» **Exercise brief**: Without including the pictures, copy out every line below.
********
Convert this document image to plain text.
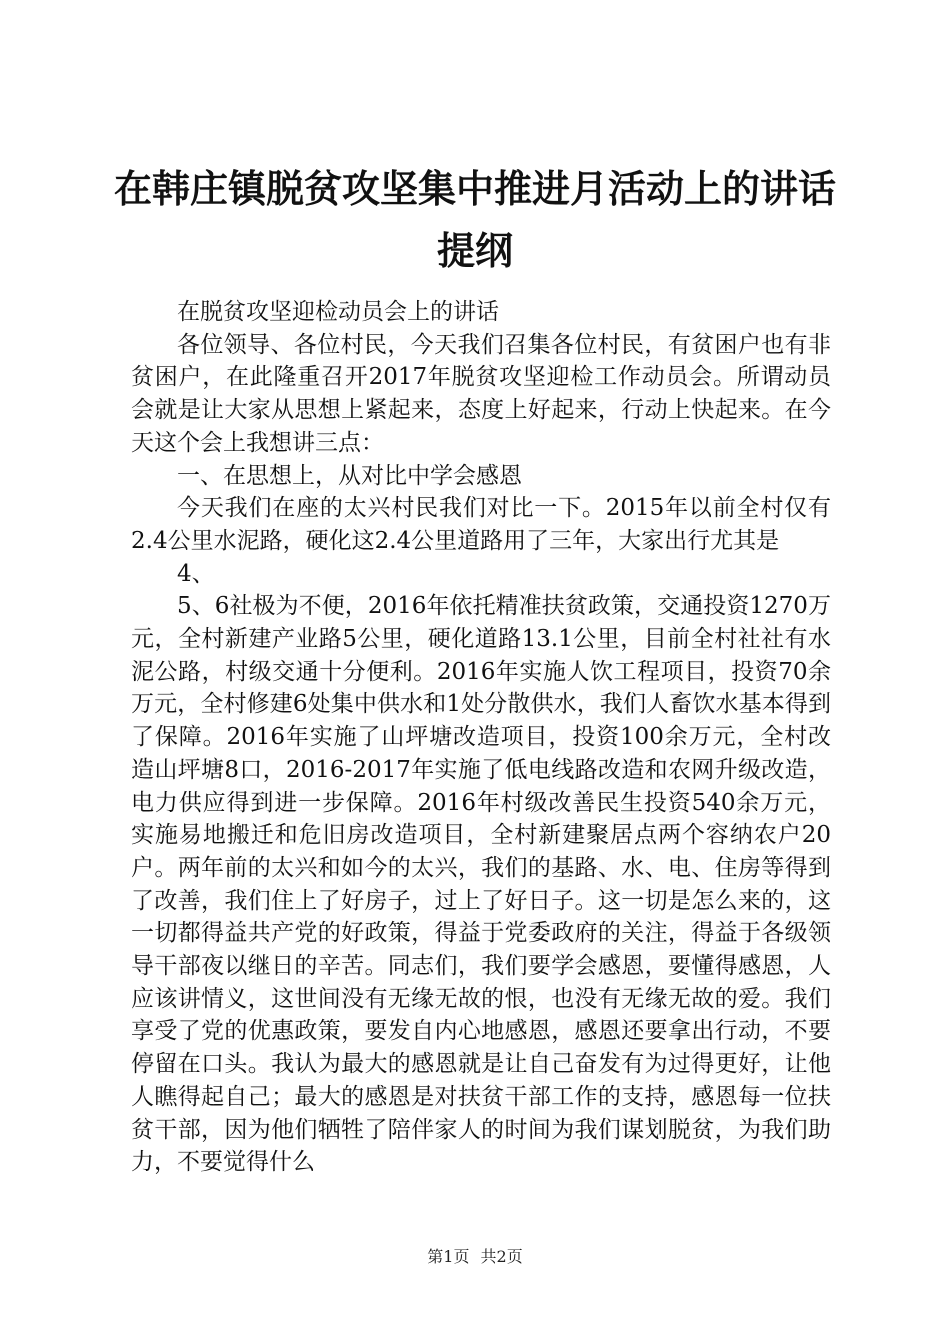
在韩庄镇脱贫攻坚集中推进月活动上的讲话提纲

在脱贫攻坚迎检动员会上的讲话

各位领导、各位村民，今天我们召集各位村民，有贫困户也有非贫困户，在此隆重召开2017年脱贫攻坚迎检工作动员会。所谓动员会就是让大家从思想上紧起来，态度上好起来，行动上快起来。在今天这个会上我想讲三点：

一、在思想上，从对比中学会感恩

今天我们在座的太兴村民我们对比一下。2015年以前全村仅有2.4公里水泥路，硬化这2.4公里道路用了三年，大家出行尤其是

4、

5、6社极为不便，2016年依托精准扶贫政策，交通投资1270万元，全村新建产业路5公里，硬化道路13.1公里，目前全村社社有水泥公路，村级交通十分便利。2016年实施人饮工程项目，投资70余万元，全村修建6处集中供水和1处分散供水，我们人畜饮水基本得到了保障。2016年实施了山坪塘改造项目，投资100余万元，全村改造山坪塘8口，2016-2017年实施了低电线路改造和农网升级改造，电力供应得到进一步保障。2016年村级改善民生投资540余万元，实施易地搬迁和危旧房改造项目，全村新建聚居点两个容纳农户20户。两年前的太兴和如今的太兴，我们的基路、水、电、住房等得到了改善，我们住上了好房子，过上了好日子。这一切是怎么来的，这一切都得益共产党的好政策，得益于党委政府的关注，得益于各级领导干部夜以继日的辛苦。同志们，我们要学会感恩，要懂得感恩，人应该讲情义，这世间没有无缘无故的恨，也没有无缘无故的爱。我们享受了党的优惠政策，要发自内心地感恩，感恩还要拿出行动，不要停留在口头。我认为最大的感恩就是让自己奋发有为过得更好，让他人瞧得起自己；最大的感恩是对扶贫干部工作的支持，感恩每一位扶贫干部，因为他们牺牲了陪伴家人的时间为我们谋划脱贫，为我们助力，不要觉得什么

第1页 共2页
********
» **Final result**:
Convert this document image to plain text.
在韩庄镇脱贫攻坚集中推进月活动上的讲话提纲

在脱贫攻坚迎检动员会上的讲话

各位领导、各位村民，今天我们召集各位村民，有贫困户也有非贫困户，在此隆重召开2017年脱贫攻坚迎检工作动员会。所谓动员会就是让大家从思想上紧起来，态度上好起来，行动上快起来。在今天这个会上我想讲三点：

一、在思想上，从对比中学会感恩

今天我们在座的太兴村民我们对比一下。2015年以前全村仅有2.4公里水泥路，硬化这2.4公里道路用了三年，大家出行尤其是

4、

5、6社极为不便，2016年依托精准扶贫政策，交通投资1270万元，全村新建产业路5公里，硬化道路13.1公里，目前全村社社有水泥公路，村级交通十分便利。2016年实施人饮工程项目，投资70余万元，全村修建6处集中供水和1处分散供水，我们人畜饮水基本得到了保障。2016年实施了山坪塘改造项目，投资100余万元，全村改造山坪塘8口，2016-2017年实施了低电线路改造和农网升级改造，电力供应得到进一步保障。2016年村级改善民生投资540余万元，实施易地搬迁和危旧房改造项目，全村新建聚居点两个容纳农户20户。两年前的太兴和如今的太兴，我们的基路、水、电、住房等得到了改善，我们住上了好房子，过上了好日子。这一切是怎么来的，这一切都得益共产党的好政策，得益于党委政府的关注，得益于各级领导干部夜以继日的辛苦。同志们，我们要学会感恩，要懂得感恩，人应该讲情义，这世间没有无缘无故的恨，也没有无缘无故的爱。我们享受了党的优惠政策，要发自内心地感恩，感恩还要拿出行动，不要停留在口头。我认为最大的感恩就是让自己奋发有为过得更好，让他人瞧得起自己；最大的感恩是对扶贫干部工作的支持，感恩每一位扶贫干部，因为他们牺牲了陪伴家人的时间为我们谋划脱贫，为我们助力，不要觉得什么

第1页 共2页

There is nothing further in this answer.